Please work out how many lines in the material contain "technika" and give only that figure.
##### GIVEN RECORDS
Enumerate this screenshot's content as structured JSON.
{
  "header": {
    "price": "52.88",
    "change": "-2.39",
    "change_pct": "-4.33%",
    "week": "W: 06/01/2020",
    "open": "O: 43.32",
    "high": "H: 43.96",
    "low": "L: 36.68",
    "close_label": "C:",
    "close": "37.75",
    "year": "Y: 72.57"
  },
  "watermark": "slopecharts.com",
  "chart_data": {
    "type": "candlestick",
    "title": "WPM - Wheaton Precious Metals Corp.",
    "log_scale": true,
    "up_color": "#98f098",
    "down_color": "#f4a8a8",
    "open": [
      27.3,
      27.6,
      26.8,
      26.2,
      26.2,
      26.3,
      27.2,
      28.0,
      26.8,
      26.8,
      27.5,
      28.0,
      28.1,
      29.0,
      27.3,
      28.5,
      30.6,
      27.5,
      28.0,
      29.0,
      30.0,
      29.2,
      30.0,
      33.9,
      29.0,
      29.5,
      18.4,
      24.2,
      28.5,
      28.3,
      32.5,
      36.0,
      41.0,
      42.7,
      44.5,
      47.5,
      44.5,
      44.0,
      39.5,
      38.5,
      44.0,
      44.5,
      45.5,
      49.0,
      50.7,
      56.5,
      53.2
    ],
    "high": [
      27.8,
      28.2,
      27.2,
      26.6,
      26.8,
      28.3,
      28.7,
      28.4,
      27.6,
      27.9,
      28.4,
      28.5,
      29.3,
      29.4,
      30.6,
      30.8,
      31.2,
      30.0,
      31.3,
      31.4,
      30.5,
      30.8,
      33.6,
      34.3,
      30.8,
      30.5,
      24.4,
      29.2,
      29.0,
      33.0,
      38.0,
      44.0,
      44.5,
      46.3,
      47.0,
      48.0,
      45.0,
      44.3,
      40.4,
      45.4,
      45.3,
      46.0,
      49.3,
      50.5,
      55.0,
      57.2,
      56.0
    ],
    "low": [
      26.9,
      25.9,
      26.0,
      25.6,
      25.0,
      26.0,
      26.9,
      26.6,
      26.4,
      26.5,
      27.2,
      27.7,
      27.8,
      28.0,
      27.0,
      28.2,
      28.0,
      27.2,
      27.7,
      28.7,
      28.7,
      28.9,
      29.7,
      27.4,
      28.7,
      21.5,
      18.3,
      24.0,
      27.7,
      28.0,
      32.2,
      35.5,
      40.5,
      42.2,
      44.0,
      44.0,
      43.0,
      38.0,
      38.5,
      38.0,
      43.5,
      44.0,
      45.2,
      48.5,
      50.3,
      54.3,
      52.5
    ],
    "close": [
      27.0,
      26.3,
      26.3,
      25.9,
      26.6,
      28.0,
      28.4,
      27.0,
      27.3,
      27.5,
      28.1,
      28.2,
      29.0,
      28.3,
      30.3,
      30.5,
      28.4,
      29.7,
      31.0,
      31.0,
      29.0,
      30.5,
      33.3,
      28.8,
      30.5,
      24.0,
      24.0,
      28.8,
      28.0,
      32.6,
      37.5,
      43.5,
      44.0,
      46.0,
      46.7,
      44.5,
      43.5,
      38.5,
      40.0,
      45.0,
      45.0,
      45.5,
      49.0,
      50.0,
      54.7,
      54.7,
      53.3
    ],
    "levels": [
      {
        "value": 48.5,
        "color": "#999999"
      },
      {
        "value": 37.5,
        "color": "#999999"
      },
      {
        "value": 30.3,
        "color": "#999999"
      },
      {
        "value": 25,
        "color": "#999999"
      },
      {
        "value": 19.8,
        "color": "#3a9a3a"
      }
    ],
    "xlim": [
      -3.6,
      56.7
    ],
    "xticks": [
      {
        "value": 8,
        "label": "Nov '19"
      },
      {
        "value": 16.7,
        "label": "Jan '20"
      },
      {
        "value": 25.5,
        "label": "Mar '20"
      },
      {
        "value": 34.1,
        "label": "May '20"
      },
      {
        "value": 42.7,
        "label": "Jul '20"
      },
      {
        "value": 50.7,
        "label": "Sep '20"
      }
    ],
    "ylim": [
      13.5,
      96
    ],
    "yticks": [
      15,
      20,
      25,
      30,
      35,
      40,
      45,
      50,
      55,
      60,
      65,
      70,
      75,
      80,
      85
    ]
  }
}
##########
##### GIVEN RECORDS
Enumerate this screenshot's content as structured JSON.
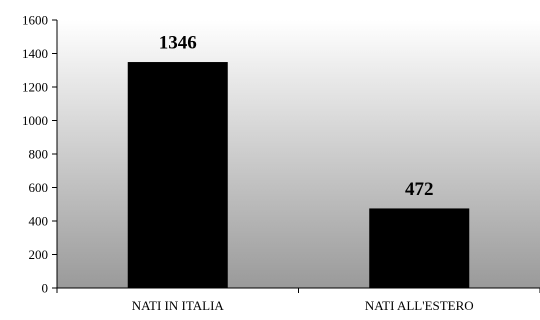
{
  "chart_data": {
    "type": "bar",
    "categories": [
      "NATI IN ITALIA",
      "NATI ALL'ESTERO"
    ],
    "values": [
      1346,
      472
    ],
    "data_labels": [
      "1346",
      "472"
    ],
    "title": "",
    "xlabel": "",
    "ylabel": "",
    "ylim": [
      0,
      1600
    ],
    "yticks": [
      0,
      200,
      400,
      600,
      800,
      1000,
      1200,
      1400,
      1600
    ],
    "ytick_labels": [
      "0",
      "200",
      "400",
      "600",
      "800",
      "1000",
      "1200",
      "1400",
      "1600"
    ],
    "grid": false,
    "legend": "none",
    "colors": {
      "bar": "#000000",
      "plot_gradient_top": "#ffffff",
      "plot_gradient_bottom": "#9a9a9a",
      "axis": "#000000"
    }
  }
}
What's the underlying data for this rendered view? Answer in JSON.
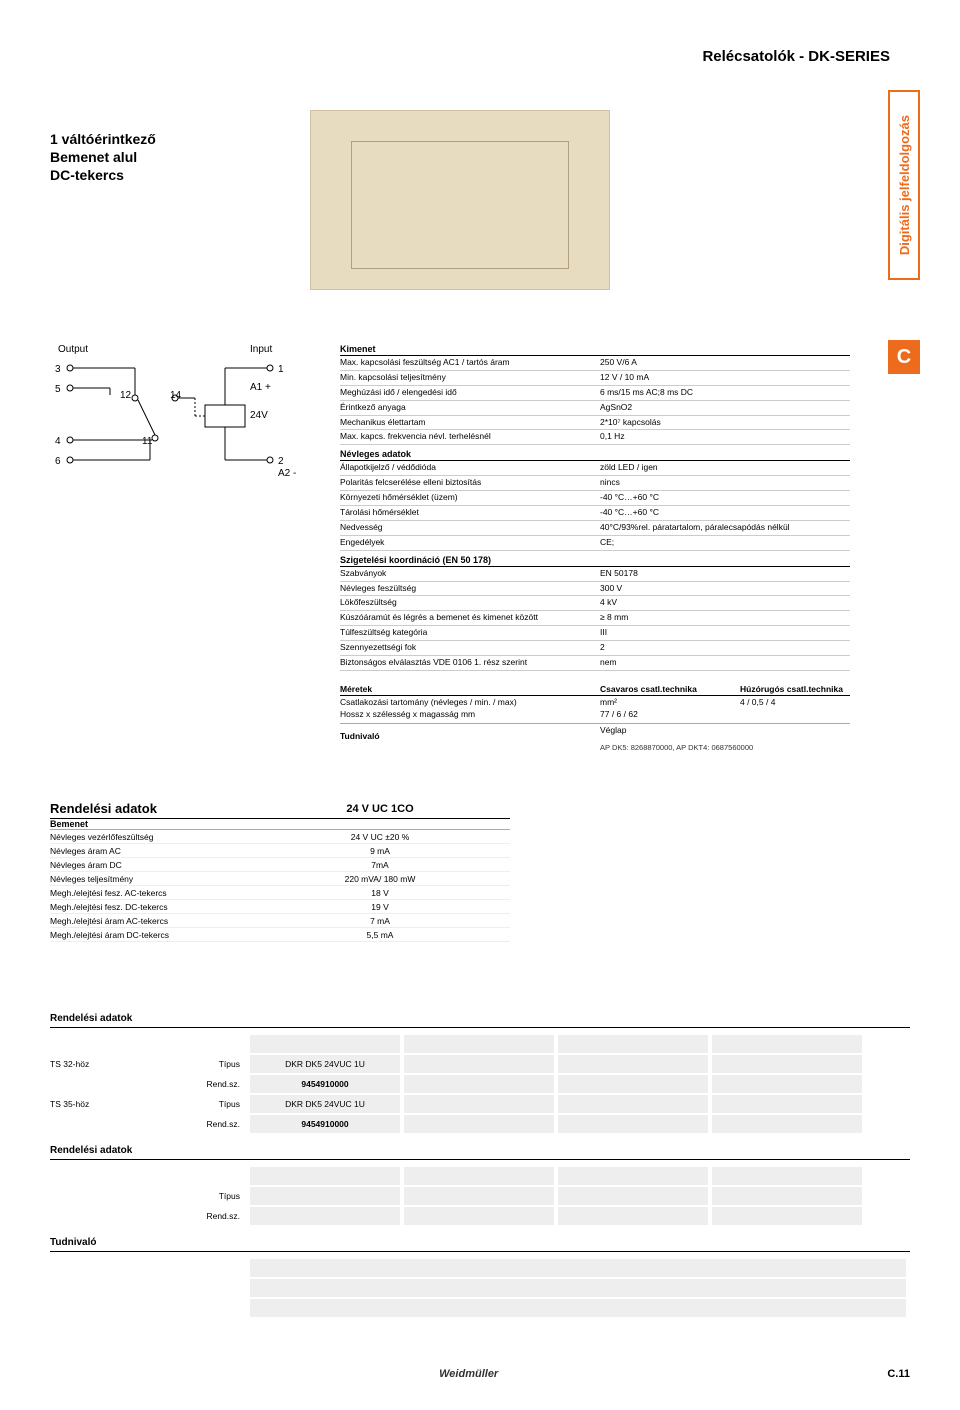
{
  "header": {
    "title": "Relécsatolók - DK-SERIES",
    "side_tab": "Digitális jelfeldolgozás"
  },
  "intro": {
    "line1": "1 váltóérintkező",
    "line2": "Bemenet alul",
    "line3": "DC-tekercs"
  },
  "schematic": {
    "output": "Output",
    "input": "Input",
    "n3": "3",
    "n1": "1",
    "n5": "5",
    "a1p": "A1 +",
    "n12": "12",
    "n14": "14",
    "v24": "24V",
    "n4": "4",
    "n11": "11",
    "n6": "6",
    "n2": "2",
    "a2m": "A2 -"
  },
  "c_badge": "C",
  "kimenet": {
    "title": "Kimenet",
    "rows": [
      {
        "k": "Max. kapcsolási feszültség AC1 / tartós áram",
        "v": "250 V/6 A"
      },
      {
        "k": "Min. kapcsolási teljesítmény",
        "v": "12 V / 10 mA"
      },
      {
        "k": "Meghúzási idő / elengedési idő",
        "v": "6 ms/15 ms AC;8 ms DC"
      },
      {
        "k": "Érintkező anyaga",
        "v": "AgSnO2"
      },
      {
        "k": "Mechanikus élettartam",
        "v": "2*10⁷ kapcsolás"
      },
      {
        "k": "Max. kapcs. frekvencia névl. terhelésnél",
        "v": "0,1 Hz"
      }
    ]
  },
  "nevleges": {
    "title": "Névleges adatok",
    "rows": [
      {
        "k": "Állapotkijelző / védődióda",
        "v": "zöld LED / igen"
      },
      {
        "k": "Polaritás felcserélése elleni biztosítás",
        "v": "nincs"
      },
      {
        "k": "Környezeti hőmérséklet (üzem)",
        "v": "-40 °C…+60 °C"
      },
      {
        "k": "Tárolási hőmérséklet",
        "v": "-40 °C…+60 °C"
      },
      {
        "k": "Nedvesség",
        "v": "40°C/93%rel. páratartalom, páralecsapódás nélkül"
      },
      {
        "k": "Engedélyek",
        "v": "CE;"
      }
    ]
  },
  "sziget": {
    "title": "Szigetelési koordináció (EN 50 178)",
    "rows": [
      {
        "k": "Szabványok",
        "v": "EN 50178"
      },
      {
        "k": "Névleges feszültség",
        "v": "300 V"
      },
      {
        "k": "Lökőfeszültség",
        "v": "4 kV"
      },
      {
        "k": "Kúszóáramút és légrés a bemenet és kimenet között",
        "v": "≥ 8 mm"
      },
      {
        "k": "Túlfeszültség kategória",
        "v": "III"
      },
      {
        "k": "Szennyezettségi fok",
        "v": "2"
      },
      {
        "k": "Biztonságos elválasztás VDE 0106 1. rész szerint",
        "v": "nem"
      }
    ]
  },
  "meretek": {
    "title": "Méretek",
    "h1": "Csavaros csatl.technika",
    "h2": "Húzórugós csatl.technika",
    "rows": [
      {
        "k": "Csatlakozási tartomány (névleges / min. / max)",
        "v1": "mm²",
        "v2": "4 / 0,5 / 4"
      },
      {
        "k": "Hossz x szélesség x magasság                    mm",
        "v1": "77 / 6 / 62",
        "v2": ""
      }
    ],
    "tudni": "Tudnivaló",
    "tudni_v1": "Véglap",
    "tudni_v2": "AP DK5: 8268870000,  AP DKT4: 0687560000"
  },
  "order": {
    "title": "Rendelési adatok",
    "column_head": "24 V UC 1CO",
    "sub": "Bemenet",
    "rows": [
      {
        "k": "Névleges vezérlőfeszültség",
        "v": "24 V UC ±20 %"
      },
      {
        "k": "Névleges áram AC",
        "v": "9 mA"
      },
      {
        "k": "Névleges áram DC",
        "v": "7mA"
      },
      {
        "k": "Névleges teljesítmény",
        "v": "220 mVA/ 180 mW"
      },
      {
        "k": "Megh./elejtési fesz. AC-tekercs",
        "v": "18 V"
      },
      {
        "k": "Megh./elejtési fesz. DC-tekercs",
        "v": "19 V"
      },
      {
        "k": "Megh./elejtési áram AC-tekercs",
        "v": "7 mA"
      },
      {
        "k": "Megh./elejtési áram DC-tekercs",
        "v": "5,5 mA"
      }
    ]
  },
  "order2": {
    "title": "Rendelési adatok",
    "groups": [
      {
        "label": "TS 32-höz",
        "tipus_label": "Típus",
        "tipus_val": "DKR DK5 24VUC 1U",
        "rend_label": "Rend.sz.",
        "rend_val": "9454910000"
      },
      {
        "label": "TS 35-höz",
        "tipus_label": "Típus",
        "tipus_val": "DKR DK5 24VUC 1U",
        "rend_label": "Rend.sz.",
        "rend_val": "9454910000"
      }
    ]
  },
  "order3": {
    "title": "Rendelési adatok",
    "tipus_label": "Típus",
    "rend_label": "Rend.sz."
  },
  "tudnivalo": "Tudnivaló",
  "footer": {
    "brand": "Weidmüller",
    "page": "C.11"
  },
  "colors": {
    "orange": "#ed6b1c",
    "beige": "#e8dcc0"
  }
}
##########
##### GIVEN RECORDS
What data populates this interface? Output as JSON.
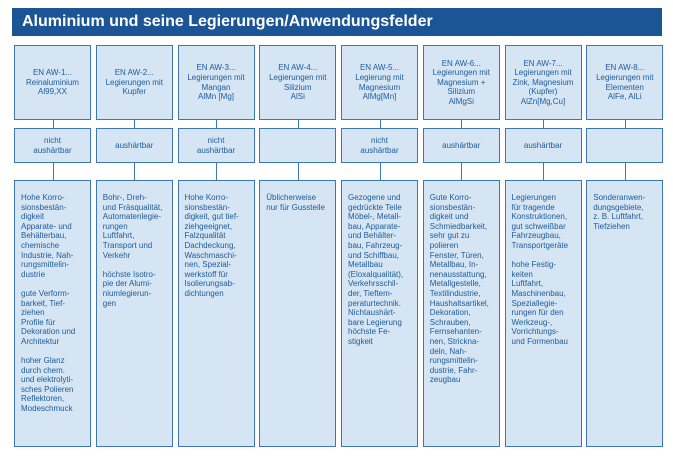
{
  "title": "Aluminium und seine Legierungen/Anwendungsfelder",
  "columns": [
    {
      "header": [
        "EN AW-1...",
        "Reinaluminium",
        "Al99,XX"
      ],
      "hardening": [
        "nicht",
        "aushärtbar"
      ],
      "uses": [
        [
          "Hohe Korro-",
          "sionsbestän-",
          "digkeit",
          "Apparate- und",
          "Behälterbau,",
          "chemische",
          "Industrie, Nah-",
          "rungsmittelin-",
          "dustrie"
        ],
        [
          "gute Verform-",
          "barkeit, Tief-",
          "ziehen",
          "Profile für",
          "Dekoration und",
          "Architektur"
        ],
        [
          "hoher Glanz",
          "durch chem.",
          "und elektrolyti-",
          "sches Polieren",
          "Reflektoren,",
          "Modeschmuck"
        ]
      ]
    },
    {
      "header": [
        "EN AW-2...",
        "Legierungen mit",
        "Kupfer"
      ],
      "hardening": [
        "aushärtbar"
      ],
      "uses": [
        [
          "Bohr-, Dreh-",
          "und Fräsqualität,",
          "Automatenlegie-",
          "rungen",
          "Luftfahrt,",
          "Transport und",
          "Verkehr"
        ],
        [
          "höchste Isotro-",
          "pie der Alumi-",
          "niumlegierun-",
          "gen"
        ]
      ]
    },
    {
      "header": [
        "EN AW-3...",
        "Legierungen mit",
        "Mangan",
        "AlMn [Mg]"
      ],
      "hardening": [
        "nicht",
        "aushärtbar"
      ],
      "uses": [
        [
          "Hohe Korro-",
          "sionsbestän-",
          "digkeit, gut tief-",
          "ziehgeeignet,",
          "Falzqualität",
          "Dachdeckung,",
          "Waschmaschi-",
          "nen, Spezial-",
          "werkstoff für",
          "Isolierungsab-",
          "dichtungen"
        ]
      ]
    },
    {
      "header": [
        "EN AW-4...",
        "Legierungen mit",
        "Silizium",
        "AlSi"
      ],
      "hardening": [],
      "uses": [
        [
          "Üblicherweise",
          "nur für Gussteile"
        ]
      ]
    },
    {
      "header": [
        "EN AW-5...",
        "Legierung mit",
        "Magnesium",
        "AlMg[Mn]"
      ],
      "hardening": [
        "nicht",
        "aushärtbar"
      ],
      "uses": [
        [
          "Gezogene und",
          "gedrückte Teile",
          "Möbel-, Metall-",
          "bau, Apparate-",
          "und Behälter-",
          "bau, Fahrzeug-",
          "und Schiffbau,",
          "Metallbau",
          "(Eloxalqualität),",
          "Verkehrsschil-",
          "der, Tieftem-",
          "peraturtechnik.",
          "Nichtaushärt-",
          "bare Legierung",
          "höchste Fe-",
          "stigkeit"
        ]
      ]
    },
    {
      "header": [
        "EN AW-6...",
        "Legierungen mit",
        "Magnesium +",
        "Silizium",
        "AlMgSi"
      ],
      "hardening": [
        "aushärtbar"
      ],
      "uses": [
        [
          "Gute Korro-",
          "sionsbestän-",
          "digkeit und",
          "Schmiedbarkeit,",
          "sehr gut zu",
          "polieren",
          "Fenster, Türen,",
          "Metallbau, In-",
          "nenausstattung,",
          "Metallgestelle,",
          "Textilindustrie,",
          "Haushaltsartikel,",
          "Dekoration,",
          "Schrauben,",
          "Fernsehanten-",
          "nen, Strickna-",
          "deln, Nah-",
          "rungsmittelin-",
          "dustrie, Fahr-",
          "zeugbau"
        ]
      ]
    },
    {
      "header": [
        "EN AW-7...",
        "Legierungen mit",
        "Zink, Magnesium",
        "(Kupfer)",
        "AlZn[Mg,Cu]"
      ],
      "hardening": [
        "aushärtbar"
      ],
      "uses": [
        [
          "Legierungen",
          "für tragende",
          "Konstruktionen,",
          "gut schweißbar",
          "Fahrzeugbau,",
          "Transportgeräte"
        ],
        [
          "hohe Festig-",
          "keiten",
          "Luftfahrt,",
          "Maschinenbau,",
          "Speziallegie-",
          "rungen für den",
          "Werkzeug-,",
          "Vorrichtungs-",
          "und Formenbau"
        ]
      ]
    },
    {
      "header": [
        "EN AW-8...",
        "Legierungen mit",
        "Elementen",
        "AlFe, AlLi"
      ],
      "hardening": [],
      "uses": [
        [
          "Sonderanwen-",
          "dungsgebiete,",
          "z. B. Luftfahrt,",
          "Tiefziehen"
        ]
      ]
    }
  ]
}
##########
→ RESPONSE TO THE EXERCISE: 2